--- DATA PROVIDED ---

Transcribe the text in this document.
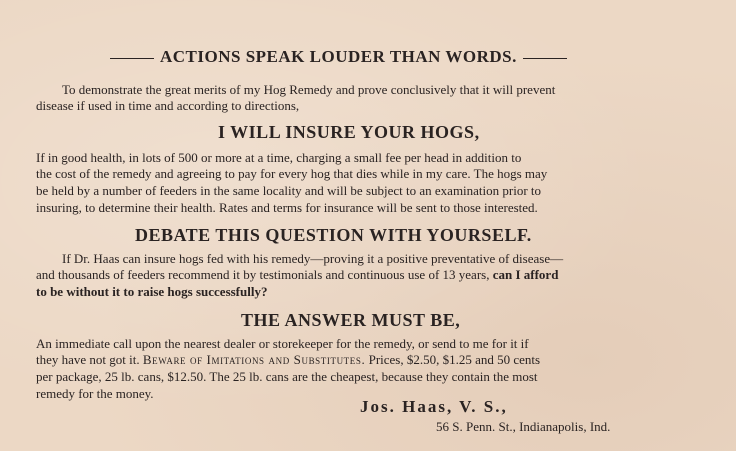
ACTIONS SPEAK LOUDER THAN WORDS.
To demonstrate the great merits of my Hog Remedy and prove conclusively that it will prevent
disease if used in time and according to directions,
I WILL INSURE YOUR HOGS,
If in good health, in lots of 500 or more at a time, charging a small fee per head in addition to
the cost of the remedy and agreeing to pay for every hog that dies while in my care. The hogs may
be held by a number of feeders in the same locality and will be subject to an examination prior to
insuring, to determine their health. Rates and terms for insurance will be sent to those interested.
DEBATE THIS QUESTION WITH YOURSELF.
If Dr. Haas can insure hogs fed with his remedy—proving it a positive preventative of disease—
and thousands of feeders recommend it by testimonials and continuous use of 13 years, can I afford
to be without it to raise hogs successfully?
THE ANSWER MUST BE,
An immediate call upon the nearest dealer or storekeeper for the remedy, or send to me for it if
they have not got it. Beware of Imitations and Substitutes. Prices, $2.50, $1.25 and 50 cents
per package, 25 lb. cans, $12.50. The 25 lb. cans are the cheapest, because they contain the most
remedy for the money.
Jos. Haas, V. S.,
56 S. Penn. St., Indianapolis, Ind.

---

In the entries above, find every line holding the word "that" and copy it out.

To demonstrate the great merits of my Hog Remedy and prove conclusively that it will prevent
the cost of the remedy and agreeing to pay for every hog that dies while in my care. The hogs may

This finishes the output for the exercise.